» Task
In the entries below, find every line with "预防为主" and copy it.

» Data excerpts
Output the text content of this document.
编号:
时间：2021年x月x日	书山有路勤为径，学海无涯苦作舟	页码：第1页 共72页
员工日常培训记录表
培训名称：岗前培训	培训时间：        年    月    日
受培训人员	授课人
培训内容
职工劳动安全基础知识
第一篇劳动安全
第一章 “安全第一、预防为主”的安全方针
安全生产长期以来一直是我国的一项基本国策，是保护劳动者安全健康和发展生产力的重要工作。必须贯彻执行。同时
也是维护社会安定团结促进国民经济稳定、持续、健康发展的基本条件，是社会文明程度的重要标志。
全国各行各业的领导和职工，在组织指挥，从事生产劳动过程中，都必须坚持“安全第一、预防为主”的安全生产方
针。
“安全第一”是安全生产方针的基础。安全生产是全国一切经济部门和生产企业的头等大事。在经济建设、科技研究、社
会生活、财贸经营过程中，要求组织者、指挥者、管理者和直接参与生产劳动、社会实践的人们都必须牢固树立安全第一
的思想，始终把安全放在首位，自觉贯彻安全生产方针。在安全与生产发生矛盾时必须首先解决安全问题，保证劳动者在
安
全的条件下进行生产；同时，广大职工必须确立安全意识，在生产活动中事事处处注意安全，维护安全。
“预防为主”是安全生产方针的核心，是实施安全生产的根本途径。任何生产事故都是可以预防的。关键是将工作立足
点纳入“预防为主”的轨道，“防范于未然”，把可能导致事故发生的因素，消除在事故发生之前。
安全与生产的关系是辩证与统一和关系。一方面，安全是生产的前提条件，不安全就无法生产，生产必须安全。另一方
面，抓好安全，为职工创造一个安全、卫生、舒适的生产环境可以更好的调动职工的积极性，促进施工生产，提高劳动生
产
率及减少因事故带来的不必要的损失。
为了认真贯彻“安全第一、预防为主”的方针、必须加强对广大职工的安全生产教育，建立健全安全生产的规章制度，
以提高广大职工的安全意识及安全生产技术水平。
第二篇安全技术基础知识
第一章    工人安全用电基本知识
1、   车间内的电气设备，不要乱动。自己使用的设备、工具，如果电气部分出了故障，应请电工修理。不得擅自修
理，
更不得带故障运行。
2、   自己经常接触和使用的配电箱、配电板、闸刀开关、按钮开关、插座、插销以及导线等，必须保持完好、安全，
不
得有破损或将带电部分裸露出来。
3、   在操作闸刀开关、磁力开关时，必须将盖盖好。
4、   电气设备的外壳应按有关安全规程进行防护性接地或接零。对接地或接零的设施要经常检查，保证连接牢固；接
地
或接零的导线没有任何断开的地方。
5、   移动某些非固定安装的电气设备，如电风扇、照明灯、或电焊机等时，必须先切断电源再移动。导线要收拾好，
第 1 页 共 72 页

» Answer to the problem
第一章 “安全第一、预防为主”的安全方针
全国各行各业的领导和职工，在组织指挥，从事生产劳动过程中，都必须坚持“安全第一、预防为主”的安全生产方
“预防为主”是安全生产方针的核心，是实施安全生产的根本途径。任何生产事故都是可以预防的。关键是将工作立足
点纳入“预防为主”的轨道，“防范于未然”，把可能导致事故发生的因素，消除在事故发生之前。
为了认真贯彻“安全第一、预防为主”的方针、必须加强对广大职工的安全生产教育，建立健全安全生产的规章制度，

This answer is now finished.